CHALLENGE -
Wherever the word "this" turns up in a line of the entries, copy that line.

————

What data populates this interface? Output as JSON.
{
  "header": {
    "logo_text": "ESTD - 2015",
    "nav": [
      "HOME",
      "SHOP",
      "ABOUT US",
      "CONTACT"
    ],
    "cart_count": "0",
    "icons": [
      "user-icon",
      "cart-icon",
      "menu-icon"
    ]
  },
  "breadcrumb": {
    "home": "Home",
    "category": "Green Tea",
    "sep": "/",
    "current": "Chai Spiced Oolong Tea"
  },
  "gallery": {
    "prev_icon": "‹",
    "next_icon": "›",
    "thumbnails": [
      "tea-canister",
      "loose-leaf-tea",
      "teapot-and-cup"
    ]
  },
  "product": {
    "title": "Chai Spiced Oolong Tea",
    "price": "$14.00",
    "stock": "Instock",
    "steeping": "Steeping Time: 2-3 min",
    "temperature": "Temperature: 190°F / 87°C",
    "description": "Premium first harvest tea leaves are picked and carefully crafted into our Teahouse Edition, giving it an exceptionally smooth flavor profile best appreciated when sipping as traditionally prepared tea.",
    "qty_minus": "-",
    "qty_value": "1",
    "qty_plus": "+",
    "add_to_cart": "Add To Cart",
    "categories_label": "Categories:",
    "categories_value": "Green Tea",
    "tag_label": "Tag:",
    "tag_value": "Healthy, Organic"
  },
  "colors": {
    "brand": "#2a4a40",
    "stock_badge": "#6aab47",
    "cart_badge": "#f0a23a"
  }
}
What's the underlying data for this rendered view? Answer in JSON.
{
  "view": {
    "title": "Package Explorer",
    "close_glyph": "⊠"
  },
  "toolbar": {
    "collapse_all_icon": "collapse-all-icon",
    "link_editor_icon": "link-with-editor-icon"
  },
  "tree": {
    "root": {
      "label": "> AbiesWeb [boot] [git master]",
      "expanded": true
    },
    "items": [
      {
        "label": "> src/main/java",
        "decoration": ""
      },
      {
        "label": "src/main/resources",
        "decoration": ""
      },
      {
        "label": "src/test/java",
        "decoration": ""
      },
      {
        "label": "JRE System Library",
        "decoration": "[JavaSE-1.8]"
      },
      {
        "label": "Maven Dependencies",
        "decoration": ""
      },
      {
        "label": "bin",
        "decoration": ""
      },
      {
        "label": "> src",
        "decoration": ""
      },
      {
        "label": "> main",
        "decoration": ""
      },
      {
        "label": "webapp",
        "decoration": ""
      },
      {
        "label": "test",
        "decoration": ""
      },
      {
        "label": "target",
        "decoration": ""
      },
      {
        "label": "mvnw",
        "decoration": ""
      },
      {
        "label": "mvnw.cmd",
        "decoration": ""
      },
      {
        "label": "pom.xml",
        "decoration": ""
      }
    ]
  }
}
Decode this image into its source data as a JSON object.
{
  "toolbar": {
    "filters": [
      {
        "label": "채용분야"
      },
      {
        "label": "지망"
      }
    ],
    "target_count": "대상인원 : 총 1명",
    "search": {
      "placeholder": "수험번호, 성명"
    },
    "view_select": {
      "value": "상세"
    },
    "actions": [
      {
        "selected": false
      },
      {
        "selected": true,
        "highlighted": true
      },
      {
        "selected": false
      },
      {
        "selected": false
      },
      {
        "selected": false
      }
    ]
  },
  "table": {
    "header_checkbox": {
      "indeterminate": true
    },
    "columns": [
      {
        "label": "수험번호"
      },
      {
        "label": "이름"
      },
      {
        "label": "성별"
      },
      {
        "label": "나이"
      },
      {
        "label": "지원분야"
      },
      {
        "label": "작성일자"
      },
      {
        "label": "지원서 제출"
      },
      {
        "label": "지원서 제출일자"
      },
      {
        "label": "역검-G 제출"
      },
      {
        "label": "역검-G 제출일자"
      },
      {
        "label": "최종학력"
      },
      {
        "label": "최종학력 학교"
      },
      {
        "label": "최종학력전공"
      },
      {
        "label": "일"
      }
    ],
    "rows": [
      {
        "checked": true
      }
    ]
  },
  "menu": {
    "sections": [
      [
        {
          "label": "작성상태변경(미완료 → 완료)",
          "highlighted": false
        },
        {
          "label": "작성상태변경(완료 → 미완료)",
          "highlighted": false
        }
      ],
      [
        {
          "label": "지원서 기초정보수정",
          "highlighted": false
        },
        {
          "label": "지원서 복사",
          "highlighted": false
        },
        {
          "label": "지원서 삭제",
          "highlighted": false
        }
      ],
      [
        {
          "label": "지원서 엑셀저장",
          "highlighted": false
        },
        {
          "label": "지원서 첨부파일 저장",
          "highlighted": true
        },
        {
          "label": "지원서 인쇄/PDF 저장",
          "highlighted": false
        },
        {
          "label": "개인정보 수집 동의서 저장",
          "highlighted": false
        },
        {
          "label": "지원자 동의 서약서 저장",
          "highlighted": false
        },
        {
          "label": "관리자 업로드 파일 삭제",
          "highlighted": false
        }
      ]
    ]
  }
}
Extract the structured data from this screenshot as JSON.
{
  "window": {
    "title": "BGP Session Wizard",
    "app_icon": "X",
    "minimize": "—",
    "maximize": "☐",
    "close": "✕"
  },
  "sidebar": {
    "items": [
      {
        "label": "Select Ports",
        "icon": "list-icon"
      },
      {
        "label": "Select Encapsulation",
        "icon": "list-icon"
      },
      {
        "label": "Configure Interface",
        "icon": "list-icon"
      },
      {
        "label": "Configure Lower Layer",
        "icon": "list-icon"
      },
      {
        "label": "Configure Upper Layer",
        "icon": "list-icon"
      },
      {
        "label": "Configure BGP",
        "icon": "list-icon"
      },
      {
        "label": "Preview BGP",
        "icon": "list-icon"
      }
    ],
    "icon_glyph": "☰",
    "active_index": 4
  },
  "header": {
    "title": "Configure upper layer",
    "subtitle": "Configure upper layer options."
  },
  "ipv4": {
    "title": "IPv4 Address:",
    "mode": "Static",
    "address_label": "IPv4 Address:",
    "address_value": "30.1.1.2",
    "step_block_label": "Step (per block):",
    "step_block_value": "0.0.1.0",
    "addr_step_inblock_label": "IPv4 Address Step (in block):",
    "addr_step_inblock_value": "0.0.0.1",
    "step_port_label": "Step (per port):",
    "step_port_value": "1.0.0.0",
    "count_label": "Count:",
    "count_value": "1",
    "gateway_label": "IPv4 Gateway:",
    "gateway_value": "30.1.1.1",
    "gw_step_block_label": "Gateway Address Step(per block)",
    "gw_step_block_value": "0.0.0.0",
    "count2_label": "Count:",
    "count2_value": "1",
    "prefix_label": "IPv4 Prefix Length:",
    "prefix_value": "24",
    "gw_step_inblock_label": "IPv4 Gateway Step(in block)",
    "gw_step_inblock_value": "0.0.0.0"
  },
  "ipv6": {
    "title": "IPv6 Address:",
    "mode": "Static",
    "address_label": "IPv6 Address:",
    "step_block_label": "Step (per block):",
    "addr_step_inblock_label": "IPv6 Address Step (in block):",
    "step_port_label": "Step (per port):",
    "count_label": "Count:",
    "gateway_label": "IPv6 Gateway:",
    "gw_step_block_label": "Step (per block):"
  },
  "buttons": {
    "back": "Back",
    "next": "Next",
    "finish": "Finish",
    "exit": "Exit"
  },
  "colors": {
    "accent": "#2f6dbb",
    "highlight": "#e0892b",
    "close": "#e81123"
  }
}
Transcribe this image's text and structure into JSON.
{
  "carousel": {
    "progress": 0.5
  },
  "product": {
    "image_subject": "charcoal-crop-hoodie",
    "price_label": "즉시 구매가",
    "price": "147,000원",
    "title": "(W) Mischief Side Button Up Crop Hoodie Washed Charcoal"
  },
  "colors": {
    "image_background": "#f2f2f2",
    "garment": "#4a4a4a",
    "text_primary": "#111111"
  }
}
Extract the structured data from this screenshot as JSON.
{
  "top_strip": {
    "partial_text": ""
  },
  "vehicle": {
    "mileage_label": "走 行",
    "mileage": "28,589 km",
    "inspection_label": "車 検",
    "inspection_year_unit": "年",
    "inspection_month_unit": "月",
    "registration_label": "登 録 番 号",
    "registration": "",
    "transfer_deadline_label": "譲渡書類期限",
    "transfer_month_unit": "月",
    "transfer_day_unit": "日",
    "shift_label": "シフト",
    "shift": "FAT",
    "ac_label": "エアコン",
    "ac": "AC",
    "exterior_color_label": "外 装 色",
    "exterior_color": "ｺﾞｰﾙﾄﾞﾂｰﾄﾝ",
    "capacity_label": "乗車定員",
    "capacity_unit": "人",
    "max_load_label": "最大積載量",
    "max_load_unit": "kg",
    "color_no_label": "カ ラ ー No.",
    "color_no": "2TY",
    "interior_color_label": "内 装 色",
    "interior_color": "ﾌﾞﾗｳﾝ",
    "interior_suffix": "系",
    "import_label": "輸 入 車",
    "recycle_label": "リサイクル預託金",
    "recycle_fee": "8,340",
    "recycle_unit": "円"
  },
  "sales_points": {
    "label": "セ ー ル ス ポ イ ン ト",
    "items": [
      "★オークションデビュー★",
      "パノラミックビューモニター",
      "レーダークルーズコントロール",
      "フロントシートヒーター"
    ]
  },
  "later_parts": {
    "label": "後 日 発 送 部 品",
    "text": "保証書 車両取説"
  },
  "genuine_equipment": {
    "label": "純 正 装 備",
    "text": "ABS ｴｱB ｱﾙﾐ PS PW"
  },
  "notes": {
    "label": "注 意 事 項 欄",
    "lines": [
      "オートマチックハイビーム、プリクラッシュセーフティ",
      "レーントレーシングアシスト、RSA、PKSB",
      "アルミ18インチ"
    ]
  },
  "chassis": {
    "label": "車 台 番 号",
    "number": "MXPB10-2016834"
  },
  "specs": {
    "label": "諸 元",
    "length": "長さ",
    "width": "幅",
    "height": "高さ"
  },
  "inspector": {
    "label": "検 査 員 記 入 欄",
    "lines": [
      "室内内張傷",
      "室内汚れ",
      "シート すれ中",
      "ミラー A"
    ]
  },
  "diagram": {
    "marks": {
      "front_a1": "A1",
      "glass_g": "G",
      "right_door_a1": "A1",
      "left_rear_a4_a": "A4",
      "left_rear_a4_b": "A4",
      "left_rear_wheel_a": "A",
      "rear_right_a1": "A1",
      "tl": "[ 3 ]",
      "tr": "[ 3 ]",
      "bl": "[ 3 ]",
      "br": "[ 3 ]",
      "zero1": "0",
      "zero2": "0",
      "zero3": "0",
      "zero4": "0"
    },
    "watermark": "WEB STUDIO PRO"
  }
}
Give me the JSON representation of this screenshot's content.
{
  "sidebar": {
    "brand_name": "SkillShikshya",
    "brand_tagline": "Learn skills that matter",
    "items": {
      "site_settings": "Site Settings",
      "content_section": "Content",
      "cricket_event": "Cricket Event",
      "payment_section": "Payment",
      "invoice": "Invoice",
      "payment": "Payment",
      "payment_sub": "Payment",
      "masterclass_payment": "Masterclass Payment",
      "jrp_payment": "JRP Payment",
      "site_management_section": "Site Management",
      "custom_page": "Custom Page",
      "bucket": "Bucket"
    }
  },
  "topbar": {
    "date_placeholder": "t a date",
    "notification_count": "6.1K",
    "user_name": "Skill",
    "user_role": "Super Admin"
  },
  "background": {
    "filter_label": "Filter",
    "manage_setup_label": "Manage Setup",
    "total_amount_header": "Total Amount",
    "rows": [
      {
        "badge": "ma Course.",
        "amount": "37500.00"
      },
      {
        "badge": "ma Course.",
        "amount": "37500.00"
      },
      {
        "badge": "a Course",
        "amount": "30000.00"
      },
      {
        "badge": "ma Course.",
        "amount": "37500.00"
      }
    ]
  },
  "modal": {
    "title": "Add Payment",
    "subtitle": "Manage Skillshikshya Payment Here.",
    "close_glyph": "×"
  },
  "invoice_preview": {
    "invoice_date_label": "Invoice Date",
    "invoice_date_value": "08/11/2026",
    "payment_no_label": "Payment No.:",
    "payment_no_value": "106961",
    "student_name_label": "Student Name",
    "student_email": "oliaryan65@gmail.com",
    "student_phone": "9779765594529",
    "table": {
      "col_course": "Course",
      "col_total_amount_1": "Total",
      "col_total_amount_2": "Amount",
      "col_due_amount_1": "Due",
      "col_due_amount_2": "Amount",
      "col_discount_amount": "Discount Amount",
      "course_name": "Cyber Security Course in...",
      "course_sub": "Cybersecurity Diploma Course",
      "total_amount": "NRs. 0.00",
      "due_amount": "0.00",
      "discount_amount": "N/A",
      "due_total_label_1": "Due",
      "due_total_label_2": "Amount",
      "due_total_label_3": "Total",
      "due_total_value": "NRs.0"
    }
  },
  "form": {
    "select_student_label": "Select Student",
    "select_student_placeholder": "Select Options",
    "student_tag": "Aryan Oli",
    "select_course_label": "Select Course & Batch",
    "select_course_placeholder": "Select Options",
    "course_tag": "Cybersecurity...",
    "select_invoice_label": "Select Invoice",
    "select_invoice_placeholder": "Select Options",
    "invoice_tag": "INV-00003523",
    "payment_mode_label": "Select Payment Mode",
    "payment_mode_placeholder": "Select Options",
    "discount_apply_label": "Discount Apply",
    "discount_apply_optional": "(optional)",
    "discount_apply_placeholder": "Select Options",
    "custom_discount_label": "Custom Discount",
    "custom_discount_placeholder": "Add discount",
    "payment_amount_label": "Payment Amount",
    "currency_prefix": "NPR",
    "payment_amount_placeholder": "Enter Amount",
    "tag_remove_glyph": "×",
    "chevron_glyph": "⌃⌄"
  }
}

————

TASK ANSWER -
What data populates this interface? Output as JSON.
What's the underlying data for this rendered view? Answer in JSON.
Decode this image into its source data as a JSON object.
Extract the structured data from this screenshot as JSON.
Transcribe this image's text and structure into JSON.
Extract the structured data from this screenshot as JSON.
Give me the JSON representation of this screenshot's content.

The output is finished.